Omit all images. Write out the rest of the material exactly.

Dataset entries →
»»

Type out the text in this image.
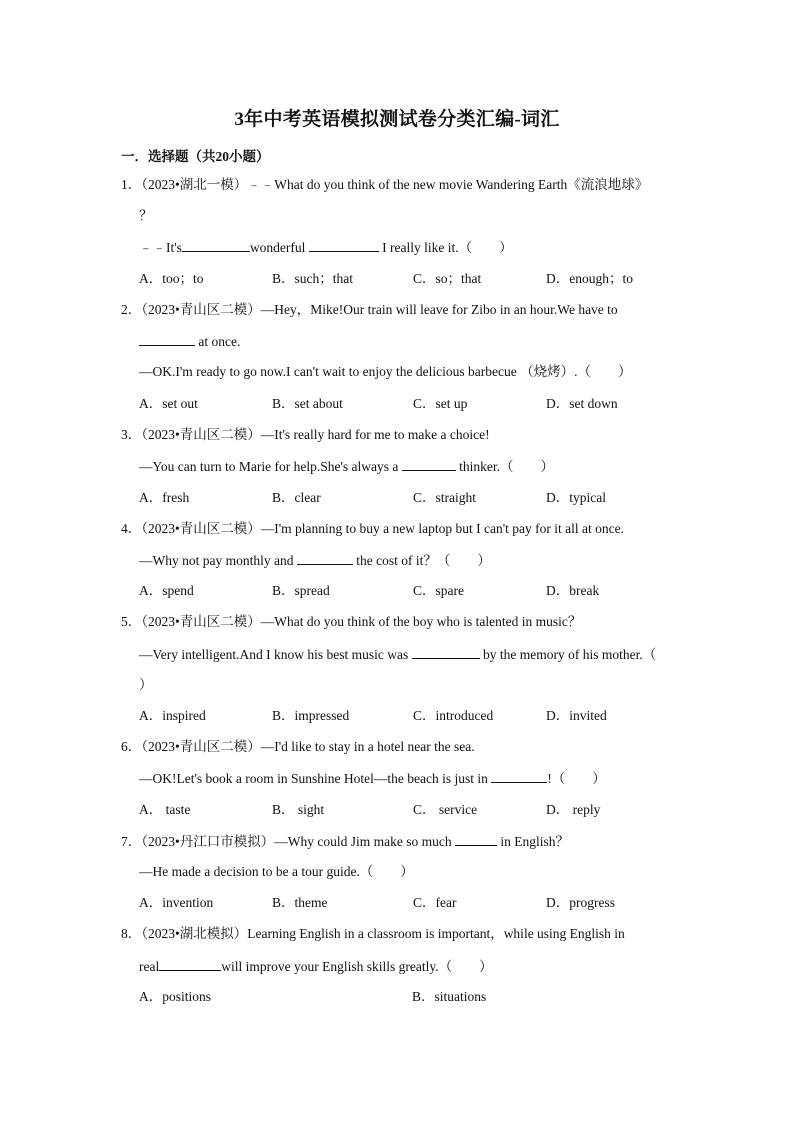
3年中考英语模拟测试卷分类汇编-词汇
一．选择题（共20小题）
1．（2023•湖北一模）﹣﹣What do you think of the new movie Wandering Earth《流浪地球》
？
﹣﹣It's	wonderful	I really like it.（　　）
A．too；to	B．such；that	C．so；that	D．enough；to
2．（2023•青山区二模）—Hey，Mike!Our train will leave for Zibo in an hour.We have to
at once.
—OK.I'm ready to go now.I can't wait to enjoy the delicious barbecue （烧烤）.（　　）
A．set out	B．set about	C．set up	D．set down
3．（2023•青山区二模）—It's really hard for me to make a choice!
—You can turn to Marie for help.She's always a	thinker.（　　）
A．fresh	B．clear	C．straight	D．typical
4．（2023•青山区二模）—I'm planning to buy a new laptop but I can't pay for it all at once.
—Why not pay monthly and	the cost of it？（　　）
A．spend	B．spread	C．spare	D．break
5．（2023•青山区二模）—What do you think of the boy who is talented in music？
—Very intelligent.And I know his best music was	by the memory of his mother.（
）
A．inspired	B．impressed	C．introduced	D．invited
6．（2023•青山区二模）—I'd like to stay in a hotel near the sea.
—OK!Let's book a room in Sunshine Hotel—the beach is just in	!（　　）
A． taste	B． sight	C． service	D． reply
7．（2023•丹江口市模拟）—Why could Jim make so much	in English？
—He made a decision to be a tour guide.（　　）
A．invention	B．theme	C．fear	D．progress
8．（2023•湖北模拟）Learning English in a classroom is important，while using English in
real	will improve your English skills greatly.（　　）
A．positions	B．situations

««

Exercise solution →
Type out the text in this image.
3年中考英语模拟测试卷分类汇编-词汇
一．选择题（共20小题）
1．（2023•湖北一模）﹣﹣What do you think of the new movie Wandering Earth《流浪地球》
？
﹣﹣It's	wonderful	I really like it.（　　）
A．too；to	B．such；that	C．so；that	D．enough；to
2．（2023•青山区二模）—Hey，Mike!Our train will leave for Zibo in an hour.We have to
at once.
—OK.I'm ready to go now.I can't wait to enjoy the delicious barbecue （烧烤）.（　　）
A．set out	B．set about	C．set up	D．set down
3．（2023•青山区二模）—It's really hard for me to make a choice!
—You can turn to Marie for help.She's always a	thinker.（　　）
A．fresh	B．clear	C．straight	D．typical
4．（2023•青山区二模）—I'm planning to buy a new laptop but I can't pay for it all at once.
—Why not pay monthly and	the cost of it？（　　）
A．spend	B．spread	C．spare	D．break
5．（2023•青山区二模）—What do you think of the boy who is talented in music？
—Very intelligent.And I know his best music was	by the memory of his mother.（
）
A．inspired	B．impressed	C．introduced	D．invited
6．（2023•青山区二模）—I'd like to stay in a hotel near the sea.
—OK!Let's book a room in Sunshine Hotel—the beach is just in	!（　　）
A． taste	B． sight	C． service	D． reply
7．（2023•丹江口市模拟）—Why could Jim make so much	in English？
—He made a decision to be a tour guide.（　　）
A．invention	B．theme	C．fear	D．progress
8．（2023•湖北模拟）Learning English in a classroom is important，while using English in
real	will improve your English skills greatly.（　　）
A．positions	B．situations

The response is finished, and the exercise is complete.